_Records for processing_
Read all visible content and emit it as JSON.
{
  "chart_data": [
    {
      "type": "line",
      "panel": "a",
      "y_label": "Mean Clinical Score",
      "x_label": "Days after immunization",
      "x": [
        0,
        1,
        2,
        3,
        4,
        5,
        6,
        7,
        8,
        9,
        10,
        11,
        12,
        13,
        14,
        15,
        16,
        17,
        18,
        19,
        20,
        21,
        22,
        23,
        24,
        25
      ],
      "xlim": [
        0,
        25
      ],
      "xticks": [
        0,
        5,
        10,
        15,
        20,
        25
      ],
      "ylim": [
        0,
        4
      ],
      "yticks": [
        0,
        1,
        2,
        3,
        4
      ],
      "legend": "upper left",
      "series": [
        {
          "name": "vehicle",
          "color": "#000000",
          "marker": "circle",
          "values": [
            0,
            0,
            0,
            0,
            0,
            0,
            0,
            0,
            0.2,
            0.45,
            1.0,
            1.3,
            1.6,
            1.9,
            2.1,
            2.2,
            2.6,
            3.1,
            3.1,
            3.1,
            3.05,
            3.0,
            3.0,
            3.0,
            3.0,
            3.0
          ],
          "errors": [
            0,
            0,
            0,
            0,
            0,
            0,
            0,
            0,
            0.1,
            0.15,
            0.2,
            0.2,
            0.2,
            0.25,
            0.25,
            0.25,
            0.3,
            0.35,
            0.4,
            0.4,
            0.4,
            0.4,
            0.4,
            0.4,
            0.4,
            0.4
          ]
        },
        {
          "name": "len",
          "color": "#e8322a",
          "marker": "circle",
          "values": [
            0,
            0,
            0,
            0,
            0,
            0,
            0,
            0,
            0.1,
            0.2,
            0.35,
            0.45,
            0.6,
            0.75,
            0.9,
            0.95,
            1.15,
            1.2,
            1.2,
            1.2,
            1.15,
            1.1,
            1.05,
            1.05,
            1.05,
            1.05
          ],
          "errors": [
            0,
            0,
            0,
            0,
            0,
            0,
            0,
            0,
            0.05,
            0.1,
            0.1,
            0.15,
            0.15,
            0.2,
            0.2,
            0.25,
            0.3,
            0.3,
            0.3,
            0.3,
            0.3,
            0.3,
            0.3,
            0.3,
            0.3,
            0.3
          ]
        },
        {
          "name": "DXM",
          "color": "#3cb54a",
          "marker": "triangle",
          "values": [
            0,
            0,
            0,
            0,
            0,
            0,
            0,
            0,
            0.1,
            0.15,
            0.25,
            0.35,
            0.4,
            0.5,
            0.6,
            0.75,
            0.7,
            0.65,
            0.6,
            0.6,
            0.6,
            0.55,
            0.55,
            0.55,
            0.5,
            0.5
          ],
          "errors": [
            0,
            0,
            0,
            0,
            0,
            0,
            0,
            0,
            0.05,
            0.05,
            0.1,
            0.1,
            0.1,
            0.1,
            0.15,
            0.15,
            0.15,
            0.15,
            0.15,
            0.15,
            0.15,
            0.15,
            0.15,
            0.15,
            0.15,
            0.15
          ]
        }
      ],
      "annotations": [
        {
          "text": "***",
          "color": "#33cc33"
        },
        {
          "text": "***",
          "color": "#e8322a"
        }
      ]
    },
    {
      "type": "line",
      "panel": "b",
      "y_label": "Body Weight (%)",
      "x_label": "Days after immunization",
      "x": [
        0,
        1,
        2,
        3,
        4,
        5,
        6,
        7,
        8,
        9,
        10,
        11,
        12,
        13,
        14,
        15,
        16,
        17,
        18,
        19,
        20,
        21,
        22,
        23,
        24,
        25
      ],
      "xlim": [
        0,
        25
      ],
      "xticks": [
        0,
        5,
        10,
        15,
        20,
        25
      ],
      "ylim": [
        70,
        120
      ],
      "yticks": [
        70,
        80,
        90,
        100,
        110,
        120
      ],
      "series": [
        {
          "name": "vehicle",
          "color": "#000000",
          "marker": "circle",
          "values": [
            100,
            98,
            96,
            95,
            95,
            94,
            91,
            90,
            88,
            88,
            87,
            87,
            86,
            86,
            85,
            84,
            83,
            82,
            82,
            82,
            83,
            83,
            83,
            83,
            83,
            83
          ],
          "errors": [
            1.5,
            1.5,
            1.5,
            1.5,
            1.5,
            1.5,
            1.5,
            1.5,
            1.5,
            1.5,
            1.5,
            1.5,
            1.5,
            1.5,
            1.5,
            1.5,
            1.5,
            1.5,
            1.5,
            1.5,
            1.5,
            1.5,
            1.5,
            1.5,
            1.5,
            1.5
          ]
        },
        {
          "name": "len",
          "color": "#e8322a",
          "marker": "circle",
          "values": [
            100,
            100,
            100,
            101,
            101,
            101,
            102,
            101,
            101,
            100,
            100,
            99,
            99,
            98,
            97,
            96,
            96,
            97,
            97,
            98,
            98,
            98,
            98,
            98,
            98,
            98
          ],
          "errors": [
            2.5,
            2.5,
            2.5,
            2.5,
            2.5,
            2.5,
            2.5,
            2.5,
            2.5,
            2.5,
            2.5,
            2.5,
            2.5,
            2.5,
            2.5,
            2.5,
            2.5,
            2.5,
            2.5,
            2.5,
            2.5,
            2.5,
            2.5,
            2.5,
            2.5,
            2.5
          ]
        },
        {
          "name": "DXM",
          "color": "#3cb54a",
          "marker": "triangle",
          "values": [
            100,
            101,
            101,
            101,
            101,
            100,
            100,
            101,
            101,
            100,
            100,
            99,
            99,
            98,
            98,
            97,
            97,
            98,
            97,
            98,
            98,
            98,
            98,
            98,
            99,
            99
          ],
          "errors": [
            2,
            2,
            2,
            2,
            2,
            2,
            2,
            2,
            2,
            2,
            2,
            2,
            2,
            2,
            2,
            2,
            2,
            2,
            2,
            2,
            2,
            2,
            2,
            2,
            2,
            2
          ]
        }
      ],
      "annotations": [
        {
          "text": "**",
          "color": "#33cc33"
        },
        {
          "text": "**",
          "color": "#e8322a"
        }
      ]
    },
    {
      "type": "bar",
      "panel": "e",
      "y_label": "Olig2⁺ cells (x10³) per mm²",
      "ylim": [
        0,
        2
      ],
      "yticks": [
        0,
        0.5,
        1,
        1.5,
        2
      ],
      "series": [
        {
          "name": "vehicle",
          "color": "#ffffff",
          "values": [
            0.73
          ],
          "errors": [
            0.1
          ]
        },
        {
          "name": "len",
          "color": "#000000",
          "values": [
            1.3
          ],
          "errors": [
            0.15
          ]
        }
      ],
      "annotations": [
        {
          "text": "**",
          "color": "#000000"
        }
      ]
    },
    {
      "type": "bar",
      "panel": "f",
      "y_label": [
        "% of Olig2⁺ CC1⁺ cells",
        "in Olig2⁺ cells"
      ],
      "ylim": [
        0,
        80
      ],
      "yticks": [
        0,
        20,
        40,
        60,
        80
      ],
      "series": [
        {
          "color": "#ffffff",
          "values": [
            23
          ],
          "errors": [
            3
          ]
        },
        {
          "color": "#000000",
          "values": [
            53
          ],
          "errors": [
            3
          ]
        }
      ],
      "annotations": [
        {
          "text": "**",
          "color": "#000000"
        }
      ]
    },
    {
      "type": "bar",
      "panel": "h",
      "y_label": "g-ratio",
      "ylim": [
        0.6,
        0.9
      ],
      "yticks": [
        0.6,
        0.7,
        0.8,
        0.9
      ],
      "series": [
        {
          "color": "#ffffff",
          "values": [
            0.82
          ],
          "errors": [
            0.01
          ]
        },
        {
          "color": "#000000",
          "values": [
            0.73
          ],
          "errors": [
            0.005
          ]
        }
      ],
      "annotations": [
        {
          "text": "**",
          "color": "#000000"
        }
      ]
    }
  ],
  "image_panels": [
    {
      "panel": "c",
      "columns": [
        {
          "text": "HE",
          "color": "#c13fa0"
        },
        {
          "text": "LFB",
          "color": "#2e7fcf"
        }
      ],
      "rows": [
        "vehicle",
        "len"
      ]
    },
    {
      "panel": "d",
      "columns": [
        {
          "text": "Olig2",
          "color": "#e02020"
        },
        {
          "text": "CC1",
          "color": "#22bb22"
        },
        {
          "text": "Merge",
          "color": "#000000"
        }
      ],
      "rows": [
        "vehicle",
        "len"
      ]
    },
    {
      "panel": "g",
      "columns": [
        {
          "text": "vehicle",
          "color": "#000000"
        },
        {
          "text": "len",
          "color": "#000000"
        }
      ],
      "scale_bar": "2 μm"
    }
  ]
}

---

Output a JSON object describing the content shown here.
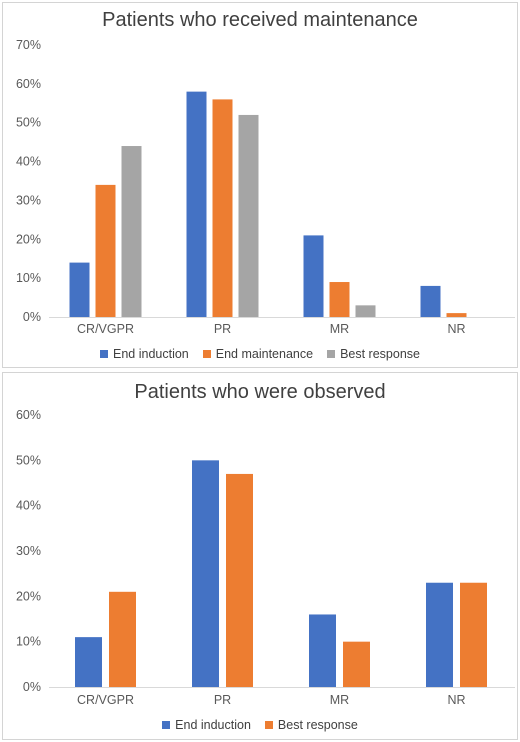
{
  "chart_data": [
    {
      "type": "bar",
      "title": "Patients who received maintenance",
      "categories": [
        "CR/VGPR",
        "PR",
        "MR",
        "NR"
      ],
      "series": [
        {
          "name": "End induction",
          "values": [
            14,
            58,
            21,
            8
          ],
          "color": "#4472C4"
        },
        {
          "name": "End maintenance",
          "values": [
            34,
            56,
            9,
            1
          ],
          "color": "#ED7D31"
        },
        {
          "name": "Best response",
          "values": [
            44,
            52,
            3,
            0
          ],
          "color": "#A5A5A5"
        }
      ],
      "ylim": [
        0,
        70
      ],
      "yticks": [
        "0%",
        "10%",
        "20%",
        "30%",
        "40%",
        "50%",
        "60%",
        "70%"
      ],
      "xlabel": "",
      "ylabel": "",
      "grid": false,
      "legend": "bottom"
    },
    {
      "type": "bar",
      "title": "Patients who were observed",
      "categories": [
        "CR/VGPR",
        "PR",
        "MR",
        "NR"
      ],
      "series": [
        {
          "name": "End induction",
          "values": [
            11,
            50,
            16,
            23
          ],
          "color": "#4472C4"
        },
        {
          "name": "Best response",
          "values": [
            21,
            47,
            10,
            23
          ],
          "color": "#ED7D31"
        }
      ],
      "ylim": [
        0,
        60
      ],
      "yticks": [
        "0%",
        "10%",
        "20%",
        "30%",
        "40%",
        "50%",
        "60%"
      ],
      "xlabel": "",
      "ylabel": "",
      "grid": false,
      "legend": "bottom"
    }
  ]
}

==

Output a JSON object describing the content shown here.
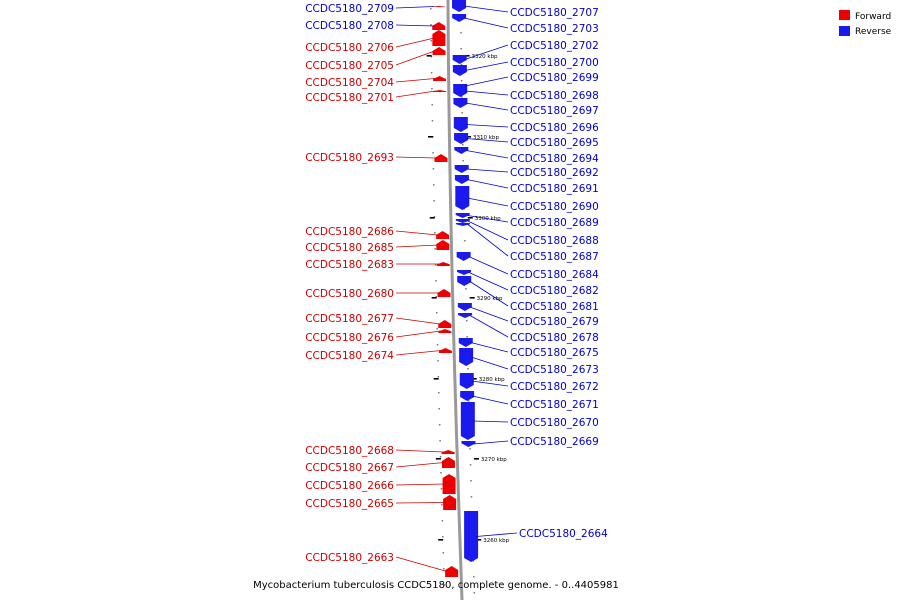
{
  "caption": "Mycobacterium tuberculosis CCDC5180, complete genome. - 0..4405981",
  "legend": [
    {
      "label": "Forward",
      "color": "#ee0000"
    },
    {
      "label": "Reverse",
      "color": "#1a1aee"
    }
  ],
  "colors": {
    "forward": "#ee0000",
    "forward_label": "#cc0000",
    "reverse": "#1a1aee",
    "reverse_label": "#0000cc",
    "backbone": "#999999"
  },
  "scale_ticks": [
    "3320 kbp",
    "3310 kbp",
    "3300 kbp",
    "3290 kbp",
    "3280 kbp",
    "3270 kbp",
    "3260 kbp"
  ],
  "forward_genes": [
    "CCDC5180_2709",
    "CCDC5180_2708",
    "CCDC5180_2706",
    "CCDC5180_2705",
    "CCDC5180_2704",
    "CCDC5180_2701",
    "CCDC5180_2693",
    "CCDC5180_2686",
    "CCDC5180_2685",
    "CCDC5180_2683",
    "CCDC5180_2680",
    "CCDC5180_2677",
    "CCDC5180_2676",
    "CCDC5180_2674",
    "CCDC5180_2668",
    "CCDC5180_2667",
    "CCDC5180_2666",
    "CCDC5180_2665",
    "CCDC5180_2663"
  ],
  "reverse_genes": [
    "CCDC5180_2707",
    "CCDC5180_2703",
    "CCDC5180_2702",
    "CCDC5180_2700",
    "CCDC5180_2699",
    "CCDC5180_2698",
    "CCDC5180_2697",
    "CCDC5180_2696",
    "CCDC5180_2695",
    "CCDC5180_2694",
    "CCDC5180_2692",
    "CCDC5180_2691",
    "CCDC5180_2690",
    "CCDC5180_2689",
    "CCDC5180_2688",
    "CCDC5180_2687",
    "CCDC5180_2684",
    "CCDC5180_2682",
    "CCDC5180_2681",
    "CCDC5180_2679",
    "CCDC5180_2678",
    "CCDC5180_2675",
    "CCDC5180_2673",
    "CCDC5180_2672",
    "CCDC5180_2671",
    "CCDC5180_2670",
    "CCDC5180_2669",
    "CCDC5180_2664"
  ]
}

_Exercise goal_
Output each line of the listing in which the string "cells" is found.

_Problem solution_
      "y_label": "Olig2⁺ cells (x10³) per mm²",
        "% of Olig2⁺ CC1⁺ cells",
        "in Olig2⁺ cells"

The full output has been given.